TASK INSTRUCTIONS: Go through the listing and pick out each line with the word "approx" in it.

DATA TO PROCESS:
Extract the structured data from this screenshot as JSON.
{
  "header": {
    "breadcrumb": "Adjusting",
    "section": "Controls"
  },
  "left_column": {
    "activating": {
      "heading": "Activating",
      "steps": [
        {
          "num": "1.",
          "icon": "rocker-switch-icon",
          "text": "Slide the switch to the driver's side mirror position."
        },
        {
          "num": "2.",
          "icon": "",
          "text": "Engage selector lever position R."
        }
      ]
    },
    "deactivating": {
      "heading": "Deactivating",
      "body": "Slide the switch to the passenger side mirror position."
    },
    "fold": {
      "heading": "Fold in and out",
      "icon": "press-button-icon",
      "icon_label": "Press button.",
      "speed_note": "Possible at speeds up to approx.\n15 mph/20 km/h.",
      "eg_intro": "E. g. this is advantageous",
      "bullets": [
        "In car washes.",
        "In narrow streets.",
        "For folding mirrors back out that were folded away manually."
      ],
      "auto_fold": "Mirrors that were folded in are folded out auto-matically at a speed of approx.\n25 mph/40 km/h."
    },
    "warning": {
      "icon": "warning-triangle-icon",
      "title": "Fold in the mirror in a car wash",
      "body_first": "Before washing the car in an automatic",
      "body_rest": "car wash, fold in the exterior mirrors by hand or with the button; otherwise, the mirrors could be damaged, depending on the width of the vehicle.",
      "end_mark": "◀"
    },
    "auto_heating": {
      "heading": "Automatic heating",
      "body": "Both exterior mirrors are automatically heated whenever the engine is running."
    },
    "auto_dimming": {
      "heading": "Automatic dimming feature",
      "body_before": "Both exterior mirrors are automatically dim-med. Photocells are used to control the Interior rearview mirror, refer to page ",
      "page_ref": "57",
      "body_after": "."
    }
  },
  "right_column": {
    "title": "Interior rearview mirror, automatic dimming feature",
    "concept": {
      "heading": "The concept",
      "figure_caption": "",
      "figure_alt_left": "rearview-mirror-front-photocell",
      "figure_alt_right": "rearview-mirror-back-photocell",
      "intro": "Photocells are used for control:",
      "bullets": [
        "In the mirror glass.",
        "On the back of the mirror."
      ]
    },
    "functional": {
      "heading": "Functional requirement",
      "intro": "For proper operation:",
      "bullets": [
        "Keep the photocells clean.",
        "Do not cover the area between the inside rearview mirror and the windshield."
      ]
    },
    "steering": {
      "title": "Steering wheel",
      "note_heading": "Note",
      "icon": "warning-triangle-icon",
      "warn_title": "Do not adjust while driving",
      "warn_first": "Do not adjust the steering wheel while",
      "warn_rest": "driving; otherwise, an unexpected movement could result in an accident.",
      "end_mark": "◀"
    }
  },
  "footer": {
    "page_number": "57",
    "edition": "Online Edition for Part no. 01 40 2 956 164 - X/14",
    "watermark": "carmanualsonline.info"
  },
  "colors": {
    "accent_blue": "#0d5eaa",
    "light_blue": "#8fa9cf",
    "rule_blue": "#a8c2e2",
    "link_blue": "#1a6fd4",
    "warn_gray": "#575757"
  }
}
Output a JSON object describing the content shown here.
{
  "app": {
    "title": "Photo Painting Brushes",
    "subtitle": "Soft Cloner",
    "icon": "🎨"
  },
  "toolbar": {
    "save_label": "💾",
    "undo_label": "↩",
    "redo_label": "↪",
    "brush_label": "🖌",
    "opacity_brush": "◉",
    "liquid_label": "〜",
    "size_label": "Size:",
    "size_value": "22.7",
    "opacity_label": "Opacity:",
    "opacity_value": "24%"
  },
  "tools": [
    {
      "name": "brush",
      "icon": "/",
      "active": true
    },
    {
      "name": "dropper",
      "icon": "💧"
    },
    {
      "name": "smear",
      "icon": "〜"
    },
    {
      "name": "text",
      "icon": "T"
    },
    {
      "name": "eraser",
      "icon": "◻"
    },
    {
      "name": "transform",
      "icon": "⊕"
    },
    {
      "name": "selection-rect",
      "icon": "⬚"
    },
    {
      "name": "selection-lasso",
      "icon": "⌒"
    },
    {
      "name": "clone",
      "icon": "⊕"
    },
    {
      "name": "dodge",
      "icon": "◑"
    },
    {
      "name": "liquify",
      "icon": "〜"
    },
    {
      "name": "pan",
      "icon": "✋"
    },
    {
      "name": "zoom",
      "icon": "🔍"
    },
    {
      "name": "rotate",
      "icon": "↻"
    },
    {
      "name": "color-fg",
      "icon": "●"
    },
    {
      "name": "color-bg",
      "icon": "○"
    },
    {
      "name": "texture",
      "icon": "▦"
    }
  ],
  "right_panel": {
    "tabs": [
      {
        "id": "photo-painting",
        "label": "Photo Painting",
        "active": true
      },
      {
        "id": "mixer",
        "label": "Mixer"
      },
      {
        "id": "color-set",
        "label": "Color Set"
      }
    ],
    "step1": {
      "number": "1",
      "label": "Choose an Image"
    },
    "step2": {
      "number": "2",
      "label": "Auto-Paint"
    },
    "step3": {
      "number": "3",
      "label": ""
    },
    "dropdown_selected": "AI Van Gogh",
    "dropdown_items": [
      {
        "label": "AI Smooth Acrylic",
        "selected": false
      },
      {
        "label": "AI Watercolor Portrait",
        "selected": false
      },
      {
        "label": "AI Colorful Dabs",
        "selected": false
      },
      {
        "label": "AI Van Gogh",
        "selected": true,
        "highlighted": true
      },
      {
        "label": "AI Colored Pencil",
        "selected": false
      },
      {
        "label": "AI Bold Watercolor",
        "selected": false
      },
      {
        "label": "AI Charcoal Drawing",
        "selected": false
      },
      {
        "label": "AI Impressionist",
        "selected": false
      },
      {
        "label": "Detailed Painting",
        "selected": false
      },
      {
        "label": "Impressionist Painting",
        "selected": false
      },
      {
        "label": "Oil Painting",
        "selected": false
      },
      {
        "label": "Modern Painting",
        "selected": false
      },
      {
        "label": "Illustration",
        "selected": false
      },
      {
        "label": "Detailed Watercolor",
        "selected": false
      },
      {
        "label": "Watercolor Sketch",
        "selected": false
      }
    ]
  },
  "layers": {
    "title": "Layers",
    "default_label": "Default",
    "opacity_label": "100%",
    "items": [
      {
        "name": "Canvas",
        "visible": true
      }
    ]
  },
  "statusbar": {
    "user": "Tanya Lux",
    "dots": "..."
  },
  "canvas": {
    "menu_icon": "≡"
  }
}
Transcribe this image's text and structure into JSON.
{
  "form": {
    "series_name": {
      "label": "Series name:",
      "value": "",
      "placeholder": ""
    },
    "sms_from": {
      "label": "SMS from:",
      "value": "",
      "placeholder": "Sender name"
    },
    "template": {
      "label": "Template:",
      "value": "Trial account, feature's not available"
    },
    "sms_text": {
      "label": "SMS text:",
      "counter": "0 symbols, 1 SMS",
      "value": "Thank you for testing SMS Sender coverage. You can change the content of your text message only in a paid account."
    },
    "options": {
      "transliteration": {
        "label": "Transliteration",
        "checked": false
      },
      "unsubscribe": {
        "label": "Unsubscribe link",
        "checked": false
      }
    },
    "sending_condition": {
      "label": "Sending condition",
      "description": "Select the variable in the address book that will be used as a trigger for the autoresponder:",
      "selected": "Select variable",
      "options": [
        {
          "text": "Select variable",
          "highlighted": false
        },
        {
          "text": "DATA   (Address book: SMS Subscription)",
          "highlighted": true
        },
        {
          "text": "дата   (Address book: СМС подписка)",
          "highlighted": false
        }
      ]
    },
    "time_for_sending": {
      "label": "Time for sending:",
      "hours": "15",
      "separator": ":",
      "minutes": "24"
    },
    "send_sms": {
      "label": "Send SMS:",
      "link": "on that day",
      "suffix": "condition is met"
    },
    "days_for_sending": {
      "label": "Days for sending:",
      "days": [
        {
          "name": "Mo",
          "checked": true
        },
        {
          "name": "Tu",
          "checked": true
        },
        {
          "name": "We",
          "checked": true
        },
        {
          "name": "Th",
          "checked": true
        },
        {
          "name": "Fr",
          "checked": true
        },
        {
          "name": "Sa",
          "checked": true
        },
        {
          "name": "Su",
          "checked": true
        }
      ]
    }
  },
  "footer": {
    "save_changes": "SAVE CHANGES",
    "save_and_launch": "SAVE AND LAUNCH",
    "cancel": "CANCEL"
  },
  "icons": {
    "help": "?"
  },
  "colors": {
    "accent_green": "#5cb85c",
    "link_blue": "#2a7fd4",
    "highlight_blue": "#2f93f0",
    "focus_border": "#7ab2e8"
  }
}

OUTPUT OF THE TASK:
      "speed_note": "Possible at speeds up to approx.\n15 mph/20 km/h.",
      "auto_fold": "Mirrors that were folded in are folded out auto-matically at a speed of approx.\n25 mph/40 km/h."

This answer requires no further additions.